- [Text shown]:
= Beginning of Section =
Thumbnail by Xenomorf
Phoenix, AZ(Zone 9b)

Senna covesii, close-up

Thumbnail by Xenomorf
(Sheryl) Gainesboro, TN(Zone 6b)

Okay, yeah - more spreading of a habit, slightly more elongated leaves.... shoot. I would say that it has to be a close relative - the flowers - stamens, etc. are so close.... Hmmph.

Oh, I got it.
>grin<

Maybe you've found a new plant???

Phoenix, AZ(Zone 9b)

PC,
Yes, definately a close relative, and yes, the flowers are very close on many of the Cassia's/Senna's.

San Antonio, TX(Zone 8b)

I am probably way off base, but I have been trying to locate subspecies of senna that natively grow in your locale. Not knowing what plants you have already ruled out except for Senna covesii, maybe it is woolly senna, slim pod senna .- Senna hirsuta var. glaberrima (synonyms: Cassia gooddingii, Cassia leptocarpa var. glabberrima, Ditremexa glaberrima) which has very long narrow seed pods). I copied and pasted you photo of the whole plant into my graphics program and enlarged it. I did not see any seed pods so that I could compare them.
http://www.fireflyforest.com/flowers/yellows/yellow20.html

I know that Senna hirsuta has more pointed leaves than your specimen, but I am having a difficult time locating photos of Senna hirsuta var. glaberrima leaves.
= End of Section =
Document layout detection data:
= Beginning of Section =
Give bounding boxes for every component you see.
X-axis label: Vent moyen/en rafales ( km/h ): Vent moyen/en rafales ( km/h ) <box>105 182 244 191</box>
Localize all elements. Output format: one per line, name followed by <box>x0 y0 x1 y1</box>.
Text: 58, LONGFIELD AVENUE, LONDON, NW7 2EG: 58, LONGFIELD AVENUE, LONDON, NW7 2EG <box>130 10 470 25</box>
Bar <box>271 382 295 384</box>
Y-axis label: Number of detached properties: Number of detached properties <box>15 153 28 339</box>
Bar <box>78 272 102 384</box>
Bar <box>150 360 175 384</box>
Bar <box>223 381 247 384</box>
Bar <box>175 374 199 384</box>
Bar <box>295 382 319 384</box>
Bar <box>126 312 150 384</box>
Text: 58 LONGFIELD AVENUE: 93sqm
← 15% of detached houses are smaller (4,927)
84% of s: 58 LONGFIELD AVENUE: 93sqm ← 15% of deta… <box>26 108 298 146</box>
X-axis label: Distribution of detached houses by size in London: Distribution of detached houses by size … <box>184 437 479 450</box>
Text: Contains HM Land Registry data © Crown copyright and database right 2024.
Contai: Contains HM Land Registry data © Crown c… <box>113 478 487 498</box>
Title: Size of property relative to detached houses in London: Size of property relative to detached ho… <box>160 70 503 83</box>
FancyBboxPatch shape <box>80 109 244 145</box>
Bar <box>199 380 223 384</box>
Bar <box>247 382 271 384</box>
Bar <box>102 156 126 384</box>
= End of Section =
- [Set of tasks]:
a) From the plant identification discussion, quote the passage that begins at the words "Maybe you've found" and stops after the words "could compare them.".
b) Continue the discussion about identifying the Senna plant from its final post.

- [Answers to the exercises]:
a)
Maybe you've found a new plant???

Phoenix, AZ(Zone 9b)

PC,
Yes, definately a close relative, and yes, the flowers are very close on many of the Cassia's/Senna's.

San Antonio, TX(Zone 8b)

I am probably way off base, but I have been trying to locate subspecies of senna that natively grow in your locale. Not knowing what plants you have already ruled out except for Senna covesii, maybe it is woolly senna, slim pod senna .- Senna hirsuta var. glaberrima (synonyms: Cassia gooddingii, Cassia leptocarpa var. glabberrima, Ditremexa glaberrima) which has very long narrow seed pods). I copied and pasted you photo of the whole plant into my graphics program and enlarged it. I did not see any seed pods so that I could compare them.

b)
By the way, did the tiny Opuntia microdasys v. albispina I sent you last June grow well for you? If not, I'll try to obtain some larger specimens.

Phoenix, AZ(Zone 9b)

The Senna/Cassia is growing at the Desert Botanical Gardens, so it could be native to Arizona or another region entirely. Is it possible that it's a hybrid/cultivar?
I missed the seed pods, but next time I'm there, I will check for pods.
I systematically went through all the Senna's and Cassia's listed at DesertTropicals.com, and didn't see a match.

The leaves in #1 are about 2 inches long.
The leaves in these links appear to be smaller and have pointed tips.
http://www.fireflyforest.com/flowers/yellows/yellow20.html
http://www.illustratedgarden.org/mobot/rarebooks/page.asp?relation=QK98J311809&identifier=0211
http://www.bio.uu.nl/~herba/Guyana/VTGG/Fabaceae/Senna/slides/Senna%20hirsuta%202.html
http://fm1.fieldmuseum.org/vrrc/?page=view&id=23225

This link shows a bunch of different species leaves, but it could also be a Cassia instead.
http://fm1.fieldmuseum.org/vrrc/index.php?page=results&genus=Senna

The small microdasys is doing great. It turns out to be the 'albata forma' after some research.

This message was edited Apr 27, 2006 5:54 PM

Phoenix, AZ(Zone 9b)

Here's a better shot of #9's Leaves.

Thumbnail by Xenomorf
Phoenix, AZ(Zone 9b)

Here's a close-up pict of #9's flowers.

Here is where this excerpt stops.